→ **REQUIREMENTS**
Retype the whole listing, please, keeping every line exact and dropping the pictures.

Extracted data entries
★ ★ ★ ★ ★ ★ ★
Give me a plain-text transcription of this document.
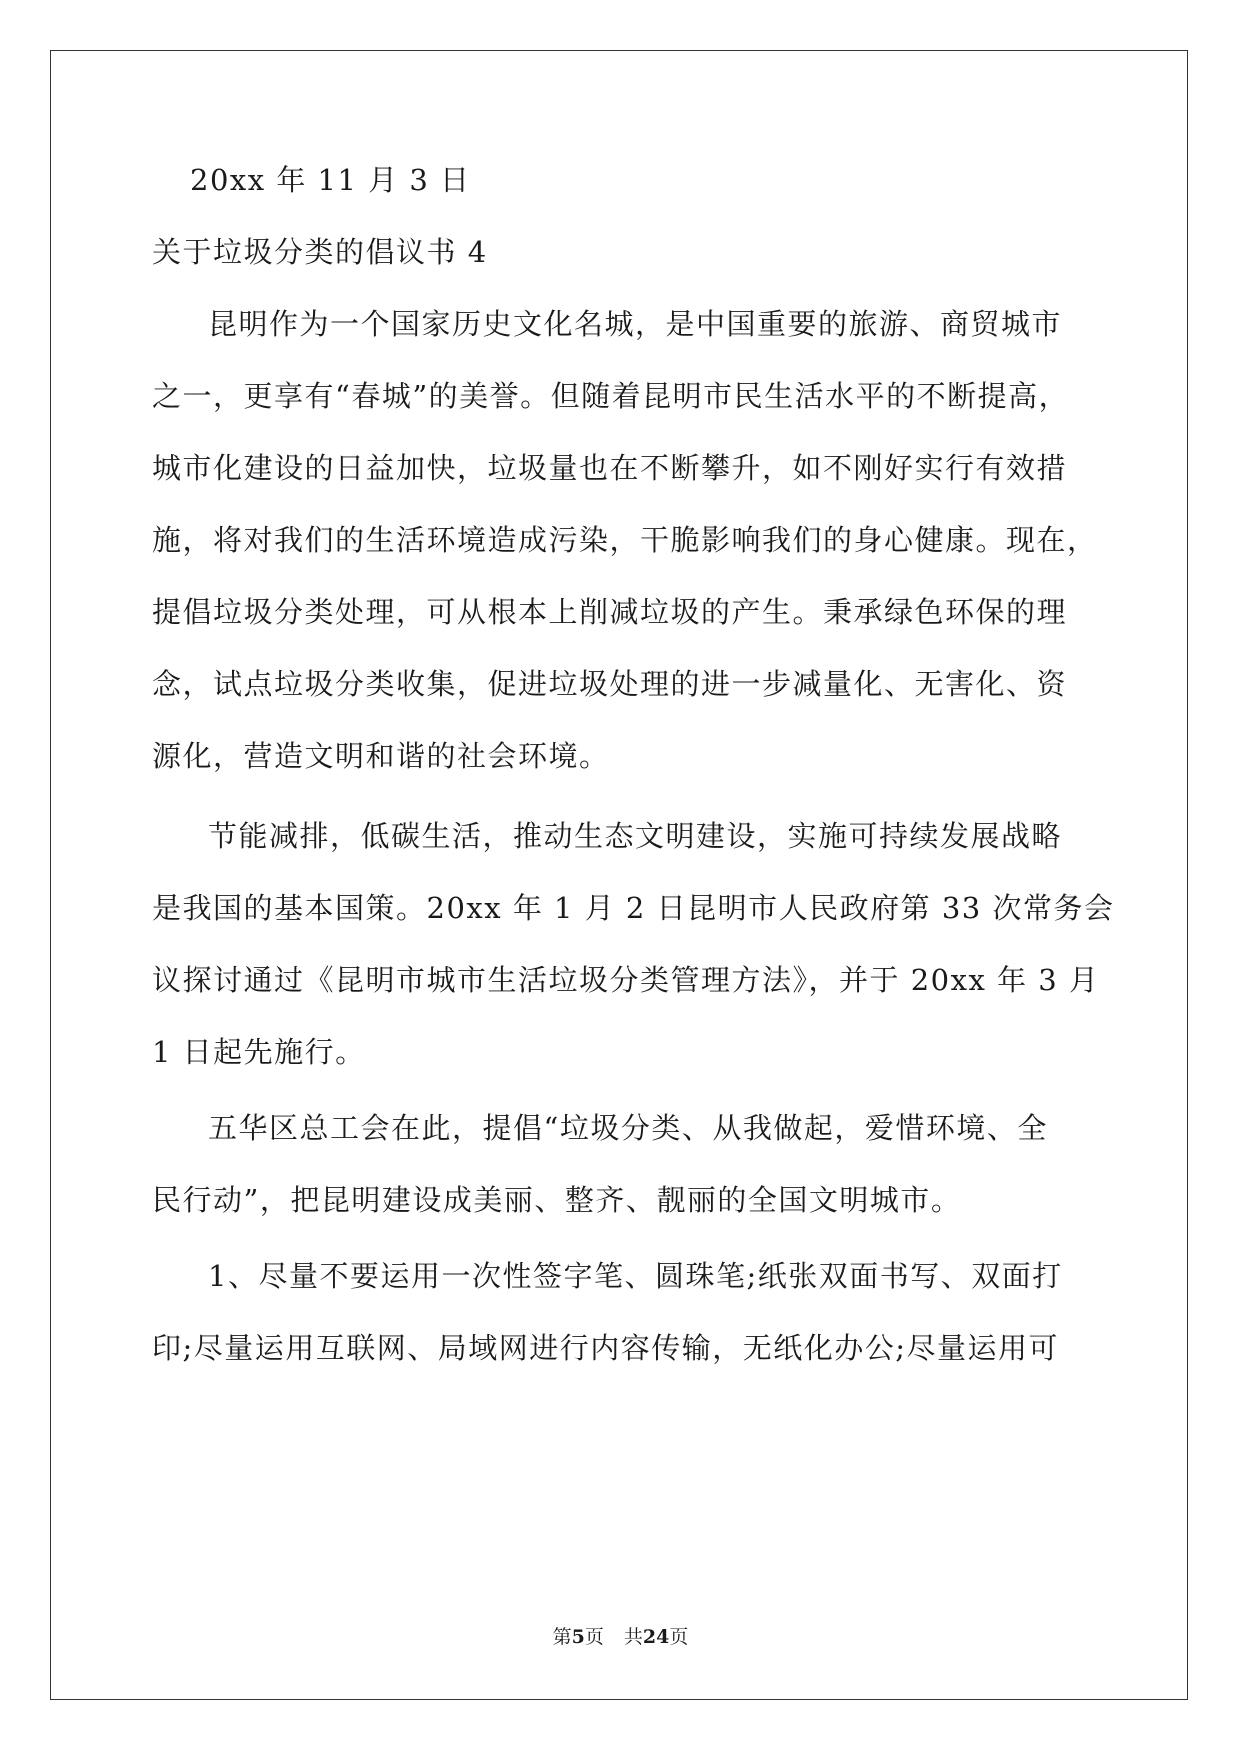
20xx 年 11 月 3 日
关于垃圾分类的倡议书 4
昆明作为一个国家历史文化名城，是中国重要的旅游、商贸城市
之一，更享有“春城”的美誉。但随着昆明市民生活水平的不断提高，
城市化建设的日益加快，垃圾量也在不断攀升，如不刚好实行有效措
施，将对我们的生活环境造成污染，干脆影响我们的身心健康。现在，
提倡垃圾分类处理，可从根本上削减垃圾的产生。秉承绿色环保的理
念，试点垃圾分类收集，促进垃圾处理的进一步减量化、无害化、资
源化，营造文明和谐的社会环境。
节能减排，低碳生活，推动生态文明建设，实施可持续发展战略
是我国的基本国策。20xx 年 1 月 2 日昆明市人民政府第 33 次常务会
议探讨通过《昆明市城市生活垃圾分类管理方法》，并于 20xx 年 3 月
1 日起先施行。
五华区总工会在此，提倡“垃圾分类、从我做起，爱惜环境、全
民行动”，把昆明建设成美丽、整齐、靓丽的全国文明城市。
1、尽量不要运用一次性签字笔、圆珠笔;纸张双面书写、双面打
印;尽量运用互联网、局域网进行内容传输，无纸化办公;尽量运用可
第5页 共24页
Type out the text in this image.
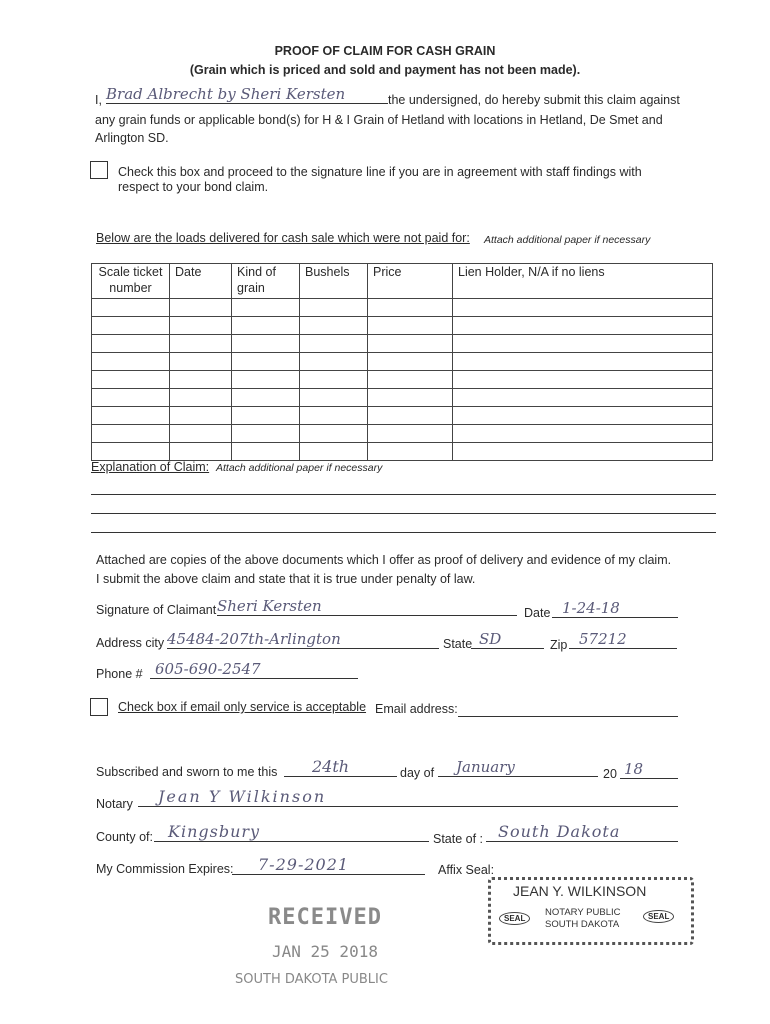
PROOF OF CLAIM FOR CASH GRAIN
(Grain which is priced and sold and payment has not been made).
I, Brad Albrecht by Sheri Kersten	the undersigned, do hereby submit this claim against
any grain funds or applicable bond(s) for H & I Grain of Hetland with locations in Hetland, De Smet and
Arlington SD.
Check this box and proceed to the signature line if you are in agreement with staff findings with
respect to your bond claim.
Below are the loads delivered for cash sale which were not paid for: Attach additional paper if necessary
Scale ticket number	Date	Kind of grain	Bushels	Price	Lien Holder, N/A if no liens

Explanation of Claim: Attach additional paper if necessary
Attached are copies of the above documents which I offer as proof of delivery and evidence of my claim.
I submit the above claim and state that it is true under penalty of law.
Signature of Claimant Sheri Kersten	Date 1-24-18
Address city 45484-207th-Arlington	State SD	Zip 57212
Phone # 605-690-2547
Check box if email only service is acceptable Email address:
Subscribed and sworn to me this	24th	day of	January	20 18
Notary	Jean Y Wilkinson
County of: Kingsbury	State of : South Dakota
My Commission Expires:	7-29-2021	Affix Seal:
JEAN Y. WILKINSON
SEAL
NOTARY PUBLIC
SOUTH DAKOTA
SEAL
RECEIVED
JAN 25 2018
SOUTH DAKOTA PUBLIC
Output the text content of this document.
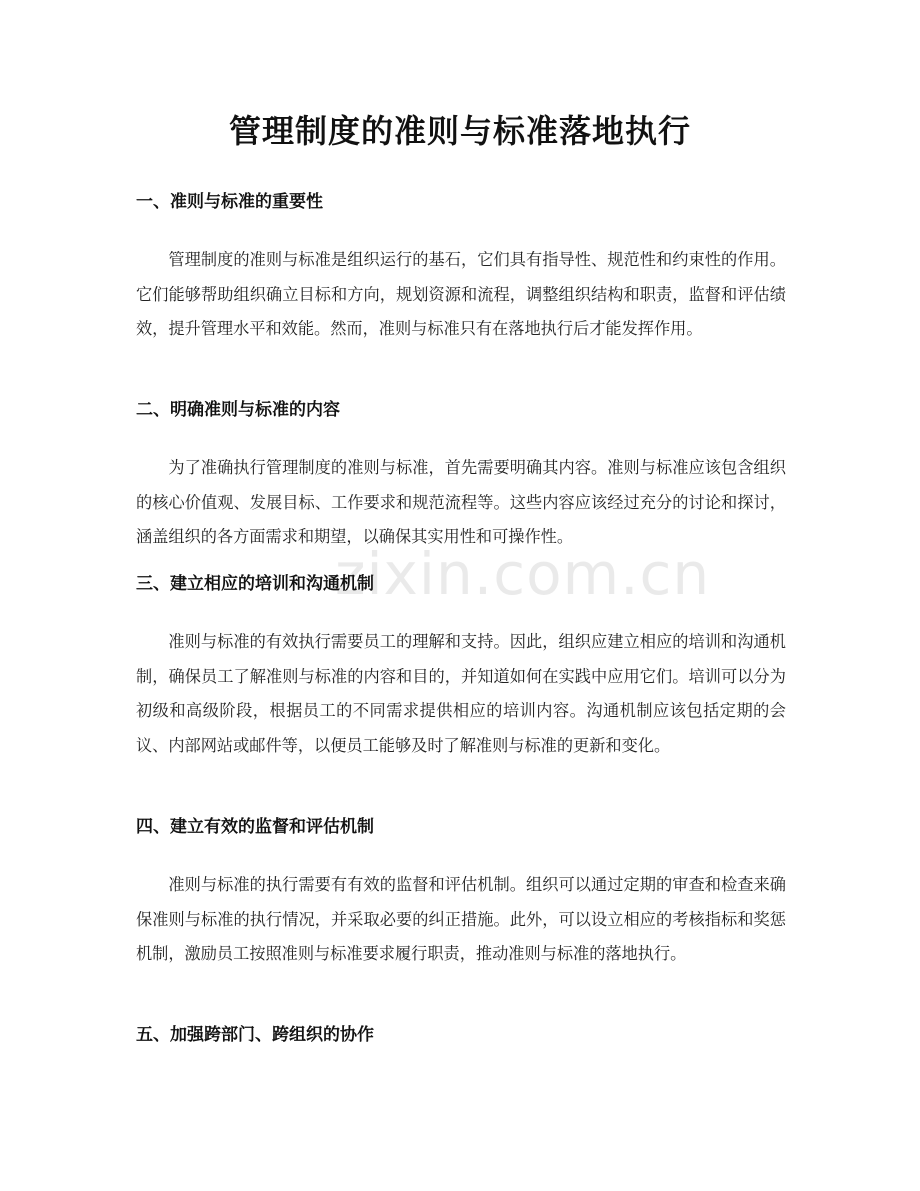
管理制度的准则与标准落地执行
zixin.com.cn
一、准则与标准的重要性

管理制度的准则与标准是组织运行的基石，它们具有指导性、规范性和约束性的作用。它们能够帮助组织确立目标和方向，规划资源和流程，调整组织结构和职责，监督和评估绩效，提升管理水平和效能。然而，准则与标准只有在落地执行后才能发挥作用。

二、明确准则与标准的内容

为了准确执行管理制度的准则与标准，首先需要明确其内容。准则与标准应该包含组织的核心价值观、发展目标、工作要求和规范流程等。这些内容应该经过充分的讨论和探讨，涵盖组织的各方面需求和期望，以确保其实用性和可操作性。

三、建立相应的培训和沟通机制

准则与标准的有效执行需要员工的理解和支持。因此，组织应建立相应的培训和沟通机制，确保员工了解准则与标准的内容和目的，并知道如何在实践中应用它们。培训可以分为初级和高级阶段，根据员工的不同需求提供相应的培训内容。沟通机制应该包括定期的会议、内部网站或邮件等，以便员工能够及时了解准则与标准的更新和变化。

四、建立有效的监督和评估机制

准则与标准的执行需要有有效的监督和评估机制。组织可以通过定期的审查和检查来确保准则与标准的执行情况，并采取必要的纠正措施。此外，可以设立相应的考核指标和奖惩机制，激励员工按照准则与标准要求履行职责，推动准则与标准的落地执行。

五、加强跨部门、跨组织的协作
★ ★ ★ ★ ★ ★ ★
→ **FINISHED ANSWER**
Give me a plain-text transcription of this document.
20xx 年 11 月 3 日
关于垃圾分类的倡议书 4
昆明作为一个国家历史文化名城，是中国重要的旅游、商贸城市
之一，更享有“春城”的美誉。但随着昆明市民生活水平的不断提高，
城市化建设的日益加快，垃圾量也在不断攀升，如不刚好实行有效措
施，将对我们的生活环境造成污染，干脆影响我们的身心健康。现在，
提倡垃圾分类处理，可从根本上削减垃圾的产生。秉承绿色环保的理
念，试点垃圾分类收集，促进垃圾处理的进一步减量化、无害化、资
源化，营造文明和谐的社会环境。
节能减排，低碳生活，推动生态文明建设，实施可持续发展战略
是我国的基本国策。20xx 年 1 月 2 日昆明市人民政府第 33 次常务会
议探讨通过《昆明市城市生活垃圾分类管理方法》，并于 20xx 年 3 月
1 日起先施行。
五华区总工会在此，提倡“垃圾分类、从我做起，爱惜环境、全
民行动”，把昆明建设成美丽、整齐、靓丽的全国文明城市。
1、尽量不要运用一次性签字笔、圆珠笔;纸张双面书写、双面打
印;尽量运用互联网、局域网进行内容传输，无纸化办公;尽量运用可
第5页 共24页
Type out the text in this image.
PROOF OF CLAIM FOR CASH GRAIN
(Grain which is priced and sold and payment has not been made).
I, Brad Albrecht by Sheri Kersten	the undersigned, do hereby submit this claim against
any grain funds or applicable bond(s) for H & I Grain of Hetland with locations in Hetland, De Smet and
Arlington SD.
Check this box and proceed to the signature line if you are in agreement with staff findings with
respect to your bond claim.
Below are the loads delivered for cash sale which were not paid for: Attach additional paper if necessary
Scale ticket number	Date	Kind of grain	Bushels	Price	Lien Holder, N/A if no liens

Explanation of Claim: Attach additional paper if necessary
Attached are copies of the above documents which I offer as proof of delivery and evidence of my claim.
I submit the above claim and state that it is true under penalty of law.
Signature of Claimant Sheri Kersten	Date 1-24-18
Address city 45484-207th-Arlington	State SD	Zip 57212
Phone # 605-690-2547
Check box if email only service is acceptable Email address:
Subscribed and sworn to me this	24th	day of	January	20 18
Notary	Jean Y Wilkinson
County of: Kingsbury	State of : South Dakota
My Commission Expires:	7-29-2021	Affix Seal:
JEAN Y. WILKINSON
SEAL
NOTARY PUBLIC
SOUTH DAKOTA
SEAL
RECEIVED
JAN 25 2018
SOUTH DAKOTA PUBLIC
Output the text content of this document.
管理制度的准则与标准落地执行
zixin.com.cn
一、准则与标准的重要性

管理制度的准则与标准是组织运行的基石，它们具有指导性、规范性和约束性的作用。它们能够帮助组织确立目标和方向，规划资源和流程，调整组织结构和职责，监督和评估绩效，提升管理水平和效能。然而，准则与标准只有在落地执行后才能发挥作用。

二、明确准则与标准的内容

为了准确执行管理制度的准则与标准，首先需要明确其内容。准则与标准应该包含组织的核心价值观、发展目标、工作要求和规范流程等。这些内容应该经过充分的讨论和探讨，涵盖组织的各方面需求和期望，以确保其实用性和可操作性。

三、建立相应的培训和沟通机制

准则与标准的有效执行需要员工的理解和支持。因此，组织应建立相应的培训和沟通机制，确保员工了解准则与标准的内容和目的，并知道如何在实践中应用它们。培训可以分为初级和高级阶段，根据员工的不同需求提供相应的培训内容。沟通机制应该包括定期的会议、内部网站或邮件等，以便员工能够及时了解准则与标准的更新和变化。

四、建立有效的监督和评估机制

准则与标准的执行需要有有效的监督和评估机制。组织可以通过定期的审查和检查来确保准则与标准的执行情况，并采取必要的纠正措施。此外，可以设立相应的考核指标和奖惩机制，激励员工按照准则与标准要求履行职责，推动准则与标准的落地执行。

五、加强跨部门、跨组织的协作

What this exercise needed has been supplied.